__Provided records__:

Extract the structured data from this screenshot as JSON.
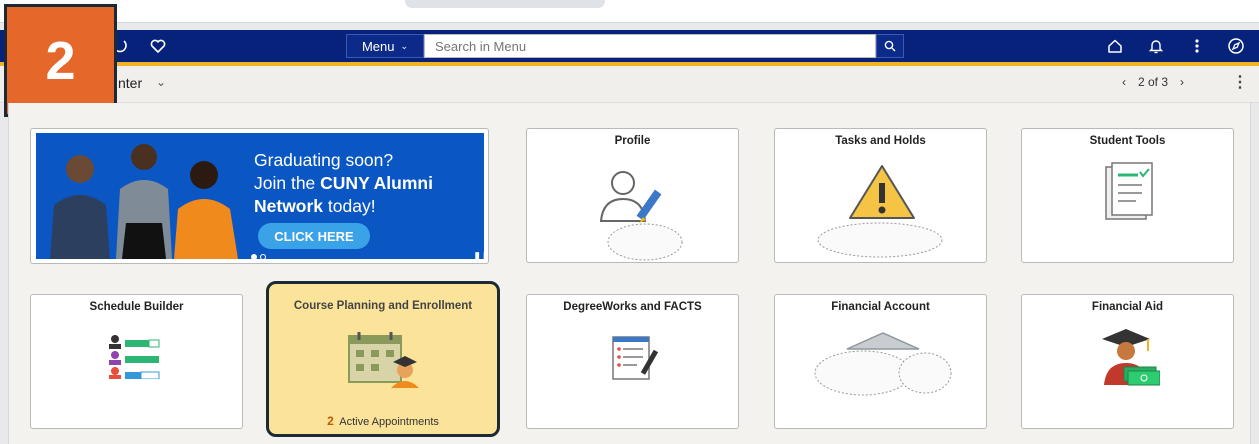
{
  "nav": {
    "menu_label": "Menu",
    "search_placeholder": "Search in Menu"
  },
  "subbar": {
    "title": "nter",
    "pager": "2 of 3"
  },
  "step_badge": "2",
  "banner": {
    "line1": "Graduating soon?",
    "line2a": "Join the ",
    "line2b": "CUNY Alumni",
    "line3a": "Network",
    "line3b": " today!",
    "button": "CLICK HERE"
  },
  "tiles": [
    {
      "title": "Profile",
      "icon": "profile-edit-icon"
    },
    {
      "title": "Tasks and Holds",
      "icon": "warning-icon"
    },
    {
      "title": "Student Tools",
      "icon": "checklist-document-icon"
    },
    {
      "title": "Schedule Builder",
      "icon": "schedule-builder-icon"
    },
    {
      "title": "Course Planning and Enrollment",
      "icon": "calendar-student-icon",
      "count": "2",
      "count_label": "Active Appointments"
    },
    {
      "title": "DegreeWorks and FACTS",
      "icon": "document-pen-icon"
    },
    {
      "title": "Financial Account",
      "icon": "bank-icon"
    },
    {
      "title": "Financial Aid",
      "icon": "graduate-money-icon"
    }
  ],
  "colors": {
    "navbar": "#06227a",
    "accent": "#f0b323",
    "badge": "#e5672a",
    "banner": "#0a57c3",
    "highlight_tile": "#fbe39a"
  }
}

__Exercise__: Exactly how many lines contain "Financial"? State the number and nothing else.

__Task output__: 2